Write out every entry precisely as given, leaving the pictures out.

+ + +

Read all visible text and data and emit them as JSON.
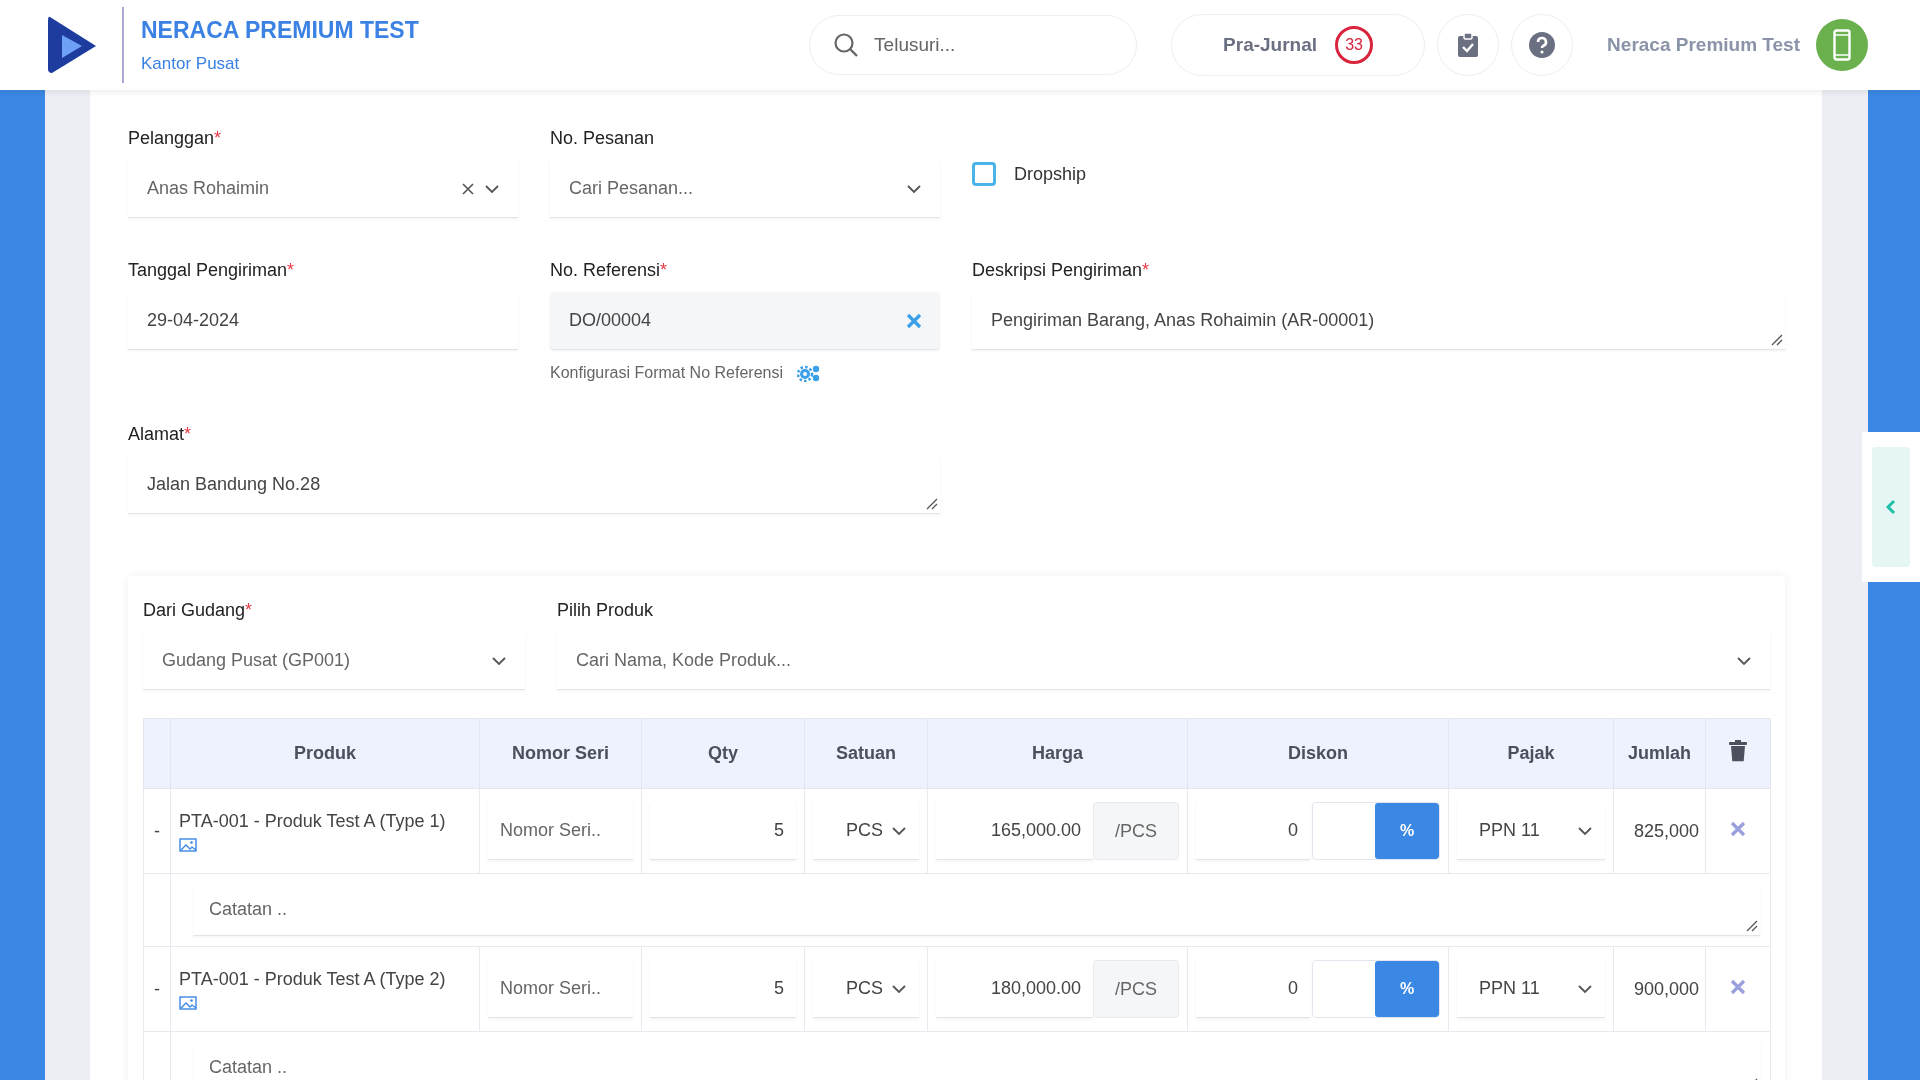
{
  "header": {
    "company": "NERACA PREMIUM TEST",
    "branch": "Kantor Pusat",
    "search_placeholder": "Telusuri...",
    "pre_journal": "Pra-Jurnal",
    "pre_journal_count": "33",
    "user_name": "Neraca Premium Test"
  },
  "form": {
    "customer": {
      "label": "Pelanggan",
      "mark": "*",
      "value": "Anas Rohaimin"
    },
    "order": {
      "label": "No. Pesanan",
      "placeholder": "Cari Pesanan..."
    },
    "dropship": {
      "label": "Dropship",
      "checked": false
    },
    "ship_date": {
      "label": "Tanggal Pengiriman",
      "mark": "*",
      "value": "29-04-2024"
    },
    "reference": {
      "label": "No. Referensi",
      "mark": "*",
      "value": "DO/00004",
      "config_link": "Konfigurasi Format No Referensi"
    },
    "description": {
      "label": "Deskripsi Pengiriman",
      "mark": "*",
      "value": "Pengiriman Barang, Anas Rohaimin (AR-00001)"
    },
    "address": {
      "label": "Alamat",
      "mark": "*",
      "value": "Jalan Bandung No.28"
    }
  },
  "products": {
    "warehouse": {
      "label": "Dari Gudang",
      "mark": "*",
      "value": "Gudang Pusat (GP001)"
    },
    "picker": {
      "label": "Pilih Produk",
      "placeholder": "Cari Nama, Kode Produk..."
    },
    "columns": [
      {
        "kind": "blank"
      },
      {
        "kind": "text",
        "label": "Produk"
      },
      {
        "kind": "text",
        "label": "Nomor Seri"
      },
      {
        "kind": "text",
        "label": "Qty"
      },
      {
        "kind": "text",
        "label": "Satuan"
      },
      {
        "kind": "text",
        "label": "Harga"
      },
      {
        "kind": "text",
        "label": "Diskon"
      },
      {
        "kind": "text",
        "label": "Pajak"
      },
      {
        "kind": "text",
        "label": "Jumlah"
      },
      {
        "kind": "delete"
      }
    ],
    "rows": [
      {
        "toggle": "-",
        "product": "PTA-001 - Produk Test A (Type 1)",
        "serial_placeholder": "Nomor Seri..",
        "qty": "5",
        "unit": "PCS",
        "price": "165,000.00",
        "price_unit": "/PCS",
        "discount": "0",
        "discount_type": "%",
        "tax": "PPN 11",
        "total": "825,000",
        "note_placeholder": "Catatan .."
      },
      {
        "toggle": "-",
        "product": "PTA-001 - Produk Test A (Type 2)",
        "serial_placeholder": "Nomor Seri..",
        "qty": "5",
        "unit": "PCS",
        "price": "180,000.00",
        "price_unit": "/PCS",
        "discount": "0",
        "discount_type": "%",
        "tax": "PPN 11",
        "total": "900,000",
        "note_placeholder": "Catatan .."
      }
    ]
  }
}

+ + +

▸ WRITTEN REPLY
Read all visible text and data and emit them as JSON.
{
  "header": {
    "company": "NERACA PREMIUM TEST",
    "branch": "Kantor Pusat",
    "search_placeholder": "Telusuri...",
    "pre_journal": "Pra-Jurnal",
    "pre_journal_count": "33",
    "user_name": "Neraca Premium Test"
  },
  "form": {
    "customer": {
      "label": "Pelanggan",
      "mark": "*",
      "value": "Anas Rohaimin"
    },
    "order": {
      "label": "No. Pesanan",
      "placeholder": "Cari Pesanan..."
    },
    "dropship": {
      "label": "Dropship",
      "checked": false
    },
    "ship_date": {
      "label": "Tanggal Pengiriman",
      "mark": "*",
      "value": "29-04-2024"
    },
    "reference": {
      "label": "No. Referensi",
      "mark": "*",
      "value": "DO/00004",
      "config_link": "Konfigurasi Format No Referensi"
    },
    "description": {
      "label": "Deskripsi Pengiriman",
      "mark": "*",
      "value": "Pengiriman Barang, Anas Rohaimin (AR-00001)"
    },
    "address": {
      "label": "Alamat",
      "mark": "*",
      "value": "Jalan Bandung No.28"
    }
  },
  "products": {
    "warehouse": {
      "label": "Dari Gudang",
      "mark": "*",
      "value": "Gudang Pusat (GP001)"
    },
    "picker": {
      "label": "Pilih Produk",
      "placeholder": "Cari Nama, Kode Produk..."
    },
    "columns": [
      {
        "kind": "blank"
      },
      {
        "kind": "text",
        "label": "Produk"
      },
      {
        "kind": "text",
        "label": "Nomor Seri"
      },
      {
        "kind": "text",
        "label": "Qty"
      },
      {
        "kind": "text",
        "label": "Satuan"
      },
      {
        "kind": "text",
        "label": "Harga"
      },
      {
        "kind": "text",
        "label": "Diskon"
      },
      {
        "kind": "text",
        "label": "Pajak"
      },
      {
        "kind": "text",
        "label": "Jumlah"
      },
      {
        "kind": "delete"
      }
    ],
    "rows": [
      {
        "toggle": "-",
        "product": "PTA-001 - Produk Test A (Type 1)",
        "serial_placeholder": "Nomor Seri..",
        "qty": "5",
        "unit": "PCS",
        "price": "165,000.00",
        "price_unit": "/PCS",
        "discount": "0",
        "discount_type": "%",
        "tax": "PPN 11",
        "total": "825,000",
        "note_placeholder": "Catatan .."
      },
      {
        "toggle": "-",
        "product": "PTA-001 - Produk Test A (Type 2)",
        "serial_placeholder": "Nomor Seri..",
        "qty": "5",
        "unit": "PCS",
        "price": "180,000.00",
        "price_unit": "/PCS",
        "discount": "0",
        "discount_type": "%",
        "tax": "PPN 11",
        "total": "900,000",
        "note_placeholder": "Catatan .."
      }
    ]
  }
}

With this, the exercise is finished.